→ **EXTRACTED RECORDS**
----------------

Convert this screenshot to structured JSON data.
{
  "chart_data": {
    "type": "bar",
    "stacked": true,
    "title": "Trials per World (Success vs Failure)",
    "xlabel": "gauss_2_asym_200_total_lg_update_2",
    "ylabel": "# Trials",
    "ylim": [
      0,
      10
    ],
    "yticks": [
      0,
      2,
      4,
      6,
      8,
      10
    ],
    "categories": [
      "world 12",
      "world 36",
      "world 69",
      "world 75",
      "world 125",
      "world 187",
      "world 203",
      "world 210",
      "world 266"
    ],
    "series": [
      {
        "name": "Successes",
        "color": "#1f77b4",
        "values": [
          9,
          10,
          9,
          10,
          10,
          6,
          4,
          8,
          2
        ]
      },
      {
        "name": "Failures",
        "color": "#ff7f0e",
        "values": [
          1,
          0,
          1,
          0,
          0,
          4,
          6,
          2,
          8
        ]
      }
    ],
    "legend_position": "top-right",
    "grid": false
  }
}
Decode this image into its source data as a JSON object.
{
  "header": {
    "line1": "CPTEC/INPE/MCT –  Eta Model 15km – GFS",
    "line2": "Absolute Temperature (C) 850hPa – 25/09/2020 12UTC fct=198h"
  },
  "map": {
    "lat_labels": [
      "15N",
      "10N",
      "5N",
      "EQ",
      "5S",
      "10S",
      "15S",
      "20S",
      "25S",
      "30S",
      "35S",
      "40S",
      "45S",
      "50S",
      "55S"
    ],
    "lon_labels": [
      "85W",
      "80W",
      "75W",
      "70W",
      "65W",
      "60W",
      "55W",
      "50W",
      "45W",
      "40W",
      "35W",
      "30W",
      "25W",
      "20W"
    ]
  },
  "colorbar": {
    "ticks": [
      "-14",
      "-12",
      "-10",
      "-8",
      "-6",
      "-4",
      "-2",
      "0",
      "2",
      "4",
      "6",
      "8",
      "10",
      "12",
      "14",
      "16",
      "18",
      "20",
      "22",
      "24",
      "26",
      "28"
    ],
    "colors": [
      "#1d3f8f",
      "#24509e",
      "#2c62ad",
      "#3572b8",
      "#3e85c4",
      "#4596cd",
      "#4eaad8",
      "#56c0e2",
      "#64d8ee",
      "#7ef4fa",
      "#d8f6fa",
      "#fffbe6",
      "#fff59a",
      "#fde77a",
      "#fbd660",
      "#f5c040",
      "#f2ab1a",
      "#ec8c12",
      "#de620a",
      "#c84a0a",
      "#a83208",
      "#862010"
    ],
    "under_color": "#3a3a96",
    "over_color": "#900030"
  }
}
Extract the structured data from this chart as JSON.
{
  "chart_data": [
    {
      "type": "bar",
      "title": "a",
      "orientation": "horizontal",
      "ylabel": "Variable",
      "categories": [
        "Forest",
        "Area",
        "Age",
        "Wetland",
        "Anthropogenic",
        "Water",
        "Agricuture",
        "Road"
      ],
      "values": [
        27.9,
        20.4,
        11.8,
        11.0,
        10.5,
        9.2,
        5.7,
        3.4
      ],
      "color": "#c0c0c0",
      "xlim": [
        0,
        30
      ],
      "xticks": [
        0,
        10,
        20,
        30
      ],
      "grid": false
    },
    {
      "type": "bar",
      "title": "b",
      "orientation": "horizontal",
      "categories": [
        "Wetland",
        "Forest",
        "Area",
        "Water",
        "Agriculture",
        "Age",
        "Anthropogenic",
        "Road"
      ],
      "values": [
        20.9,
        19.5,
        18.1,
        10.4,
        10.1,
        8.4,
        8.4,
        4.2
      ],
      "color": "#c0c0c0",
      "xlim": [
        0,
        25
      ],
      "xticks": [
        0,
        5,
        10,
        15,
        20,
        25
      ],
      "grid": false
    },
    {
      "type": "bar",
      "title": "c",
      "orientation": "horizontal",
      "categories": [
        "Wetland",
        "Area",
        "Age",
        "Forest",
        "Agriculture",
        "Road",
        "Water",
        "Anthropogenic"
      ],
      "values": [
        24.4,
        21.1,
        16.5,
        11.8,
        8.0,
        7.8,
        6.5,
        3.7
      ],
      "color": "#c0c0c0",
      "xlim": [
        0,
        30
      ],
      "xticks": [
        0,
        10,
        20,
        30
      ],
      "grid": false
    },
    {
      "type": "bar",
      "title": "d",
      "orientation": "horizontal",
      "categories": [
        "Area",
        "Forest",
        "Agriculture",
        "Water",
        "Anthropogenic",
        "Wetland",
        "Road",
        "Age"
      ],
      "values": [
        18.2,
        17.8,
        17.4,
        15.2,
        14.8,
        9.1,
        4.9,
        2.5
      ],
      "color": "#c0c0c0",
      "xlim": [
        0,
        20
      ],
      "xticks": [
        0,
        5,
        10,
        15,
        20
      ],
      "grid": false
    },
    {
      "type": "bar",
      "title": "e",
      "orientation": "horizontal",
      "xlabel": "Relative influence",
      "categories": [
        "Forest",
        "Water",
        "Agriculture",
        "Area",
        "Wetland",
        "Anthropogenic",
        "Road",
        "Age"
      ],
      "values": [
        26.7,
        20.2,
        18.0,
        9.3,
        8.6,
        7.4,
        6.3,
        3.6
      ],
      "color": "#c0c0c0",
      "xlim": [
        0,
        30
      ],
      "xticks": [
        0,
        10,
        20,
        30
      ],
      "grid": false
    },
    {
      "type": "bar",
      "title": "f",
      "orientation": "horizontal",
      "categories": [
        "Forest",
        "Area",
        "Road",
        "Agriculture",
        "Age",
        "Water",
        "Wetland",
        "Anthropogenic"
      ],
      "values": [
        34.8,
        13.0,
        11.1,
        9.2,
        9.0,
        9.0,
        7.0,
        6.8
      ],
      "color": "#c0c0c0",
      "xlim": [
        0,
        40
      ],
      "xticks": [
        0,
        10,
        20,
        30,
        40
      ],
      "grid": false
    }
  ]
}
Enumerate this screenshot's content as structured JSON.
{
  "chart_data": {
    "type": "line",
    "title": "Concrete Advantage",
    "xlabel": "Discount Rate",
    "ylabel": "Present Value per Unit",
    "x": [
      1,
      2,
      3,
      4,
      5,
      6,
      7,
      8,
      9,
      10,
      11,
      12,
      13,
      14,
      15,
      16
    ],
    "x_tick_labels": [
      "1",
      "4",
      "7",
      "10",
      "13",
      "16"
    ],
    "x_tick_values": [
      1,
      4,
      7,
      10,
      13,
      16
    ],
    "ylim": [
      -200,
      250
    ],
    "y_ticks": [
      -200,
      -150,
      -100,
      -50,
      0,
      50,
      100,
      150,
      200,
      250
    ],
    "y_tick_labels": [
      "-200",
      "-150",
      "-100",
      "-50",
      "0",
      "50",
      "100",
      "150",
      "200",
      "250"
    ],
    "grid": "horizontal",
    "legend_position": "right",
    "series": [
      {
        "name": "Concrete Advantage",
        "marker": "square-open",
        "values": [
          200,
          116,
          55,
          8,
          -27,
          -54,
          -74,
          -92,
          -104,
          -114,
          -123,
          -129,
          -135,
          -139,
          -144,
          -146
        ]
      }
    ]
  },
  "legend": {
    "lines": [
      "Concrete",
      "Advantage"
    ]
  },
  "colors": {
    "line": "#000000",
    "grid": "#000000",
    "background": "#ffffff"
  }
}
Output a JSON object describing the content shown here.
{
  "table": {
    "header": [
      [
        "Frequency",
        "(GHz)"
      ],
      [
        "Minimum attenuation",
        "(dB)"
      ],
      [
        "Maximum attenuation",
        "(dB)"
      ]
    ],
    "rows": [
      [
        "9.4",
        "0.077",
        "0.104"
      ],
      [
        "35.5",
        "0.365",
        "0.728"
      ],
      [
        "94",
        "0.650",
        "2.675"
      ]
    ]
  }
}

----------------

→ **TASK INSTRUCTIONS**
Using the data above, return each line exactly as written.

→ **REPLY**
Convert this screenshot to structured JSON data.
{
  "chart_data": {
    "type": "bar",
    "stacked": true,
    "title": "Trials per World (Success vs Failure)",
    "xlabel": "gauss_2_asym_200_total_lg_update_2",
    "ylabel": "# Trials",
    "ylim": [
      0,
      10
    ],
    "yticks": [
      0,
      2,
      4,
      6,
      8,
      10
    ],
    "categories": [
      "world 12",
      "world 36",
      "world 69",
      "world 75",
      "world 125",
      "world 187",
      "world 203",
      "world 210",
      "world 266"
    ],
    "series": [
      {
        "name": "Successes",
        "color": "#1f77b4",
        "values": [
          9,
          10,
          9,
          10,
          10,
          6,
          4,
          8,
          2
        ]
      },
      {
        "name": "Failures",
        "color": "#ff7f0e",
        "values": [
          1,
          0,
          1,
          0,
          0,
          4,
          6,
          2,
          8
        ]
      }
    ],
    "legend_position": "top-right",
    "grid": false
  }
}
Decode this image into its source data as a JSON object.
{
  "header": {
    "line1": "CPTEC/INPE/MCT –  Eta Model 15km – GFS",
    "line2": "Absolute Temperature (C) 850hPa – 25/09/2020 12UTC fct=198h"
  },
  "map": {
    "lat_labels": [
      "15N",
      "10N",
      "5N",
      "EQ",
      "5S",
      "10S",
      "15S",
      "20S",
      "25S",
      "30S",
      "35S",
      "40S",
      "45S",
      "50S",
      "55S"
    ],
    "lon_labels": [
      "85W",
      "80W",
      "75W",
      "70W",
      "65W",
      "60W",
      "55W",
      "50W",
      "45W",
      "40W",
      "35W",
      "30W",
      "25W",
      "20W"
    ]
  },
  "colorbar": {
    "ticks": [
      "-14",
      "-12",
      "-10",
      "-8",
      "-6",
      "-4",
      "-2",
      "0",
      "2",
      "4",
      "6",
      "8",
      "10",
      "12",
      "14",
      "16",
      "18",
      "20",
      "22",
      "24",
      "26",
      "28"
    ],
    "colors": [
      "#1d3f8f",
      "#24509e",
      "#2c62ad",
      "#3572b8",
      "#3e85c4",
      "#4596cd",
      "#4eaad8",
      "#56c0e2",
      "#64d8ee",
      "#7ef4fa",
      "#d8f6fa",
      "#fffbe6",
      "#fff59a",
      "#fde77a",
      "#fbd660",
      "#f5c040",
      "#f2ab1a",
      "#ec8c12",
      "#de620a",
      "#c84a0a",
      "#a83208",
      "#862010"
    ],
    "under_color": "#3a3a96",
    "over_color": "#900030"
  }
}
Extract the structured data from this chart as JSON.
{
  "chart_data": [
    {
      "type": "bar",
      "title": "a",
      "orientation": "horizontal",
      "ylabel": "Variable",
      "categories": [
        "Forest",
        "Area",
        "Age",
        "Wetland",
        "Anthropogenic",
        "Water",
        "Agricuture",
        "Road"
      ],
      "values": [
        27.9,
        20.4,
        11.8,
        11.0,
        10.5,
        9.2,
        5.7,
        3.4
      ],
      "color": "#c0c0c0",
      "xlim": [
        0,
        30
      ],
      "xticks": [
        0,
        10,
        20,
        30
      ],
      "grid": false
    },
    {
      "type": "bar",
      "title": "b",
      "orientation": "horizontal",
      "categories": [
        "Wetland",
        "Forest",
        "Area",
        "Water",
        "Agriculture",
        "Age",
        "Anthropogenic",
        "Road"
      ],
      "values": [
        20.9,
        19.5,
        18.1,
        10.4,
        10.1,
        8.4,
        8.4,
        4.2
      ],
      "color": "#c0c0c0",
      "xlim": [
        0,
        25
      ],
      "xticks": [
        0,
        5,
        10,
        15,
        20,
        25
      ],
      "grid": false
    },
    {
      "type": "bar",
      "title": "c",
      "orientation": "horizontal",
      "categories": [
        "Wetland",
        "Area",
        "Age",
        "Forest",
        "Agriculture",
        "Road",
        "Water",
        "Anthropogenic"
      ],
      "values": [
        24.4,
        21.1,
        16.5,
        11.8,
        8.0,
        7.8,
        6.5,
        3.7
      ],
      "color": "#c0c0c0",
      "xlim": [
        0,
        30
      ],
      "xticks": [
        0,
        10,
        20,
        30
      ],
      "grid": false
    },
    {
      "type": "bar",
      "title": "d",
      "orientation": "horizontal",
      "categories": [
        "Area",
        "Forest",
        "Agriculture",
        "Water",
        "Anthropogenic",
        "Wetland",
        "Road",
        "Age"
      ],
      "values": [
        18.2,
        17.8,
        17.4,
        15.2,
        14.8,
        9.1,
        4.9,
        2.5
      ],
      "color": "#c0c0c0",
      "xlim": [
        0,
        20
      ],
      "xticks": [
        0,
        5,
        10,
        15,
        20
      ],
      "grid": false
    },
    {
      "type": "bar",
      "title": "e",
      "orientation": "horizontal",
      "xlabel": "Relative influence",
      "categories": [
        "Forest",
        "Water",
        "Agriculture",
        "Area",
        "Wetland",
        "Anthropogenic",
        "Road",
        "Age"
      ],
      "values": [
        26.7,
        20.2,
        18.0,
        9.3,
        8.6,
        7.4,
        6.3,
        3.6
      ],
      "color": "#c0c0c0",
      "xlim": [
        0,
        30
      ],
      "xticks": [
        0,
        10,
        20,
        30
      ],
      "grid": false
    },
    {
      "type": "bar",
      "title": "f",
      "orientation": "horizontal",
      "categories": [
        "Forest",
        "Area",
        "Road",
        "Agriculture",
        "Age",
        "Water",
        "Wetland",
        "Anthropogenic"
      ],
      "values": [
        34.8,
        13.0,
        11.1,
        9.2,
        9.0,
        9.0,
        7.0,
        6.8
      ],
      "color": "#c0c0c0",
      "xlim": [
        0,
        40
      ],
      "xticks": [
        0,
        10,
        20,
        30,
        40
      ],
      "grid": false
    }
  ]
}
Enumerate this screenshot's content as structured JSON.
{
  "chart_data": {
    "type": "line",
    "title": "Concrete Advantage",
    "xlabel": "Discount Rate",
    "ylabel": "Present Value per Unit",
    "x": [
      1,
      2,
      3,
      4,
      5,
      6,
      7,
      8,
      9,
      10,
      11,
      12,
      13,
      14,
      15,
      16
    ],
    "x_tick_labels": [
      "1",
      "4",
      "7",
      "10",
      "13",
      "16"
    ],
    "x_tick_values": [
      1,
      4,
      7,
      10,
      13,
      16
    ],
    "ylim": [
      -200,
      250
    ],
    "y_ticks": [
      -200,
      -150,
      -100,
      -50,
      0,
      50,
      100,
      150,
      200,
      250
    ],
    "y_tick_labels": [
      "-200",
      "-150",
      "-100",
      "-50",
      "0",
      "50",
      "100",
      "150",
      "200",
      "250"
    ],
    "grid": "horizontal",
    "legend_position": "right",
    "series": [
      {
        "name": "Concrete Advantage",
        "marker": "square-open",
        "values": [
          200,
          116,
          55,
          8,
          -27,
          -54,
          -74,
          -92,
          -104,
          -114,
          -123,
          -129,
          -135,
          -139,
          -144,
          -146
        ]
      }
    ]
  },
  "legend": {
    "lines": [
      "Concrete",
      "Advantage"
    ]
  },
  "colors": {
    "line": "#000000",
    "grid": "#000000",
    "background": "#ffffff"
  }
}
Output a JSON object describing the content shown here.
{
  "table": {
    "header": [
      [
        "Frequency",
        "(GHz)"
      ],
      [
        "Minimum attenuation",
        "(dB)"
      ],
      [
        "Maximum attenuation",
        "(dB)"
      ]
    ],
    "rows": [
      [
        "9.4",
        "0.077",
        "0.104"
      ],
      [
        "35.5",
        "0.365",
        "0.728"
      ],
      [
        "94",
        "0.650",
        "2.675"
      ]
    ]
  }
}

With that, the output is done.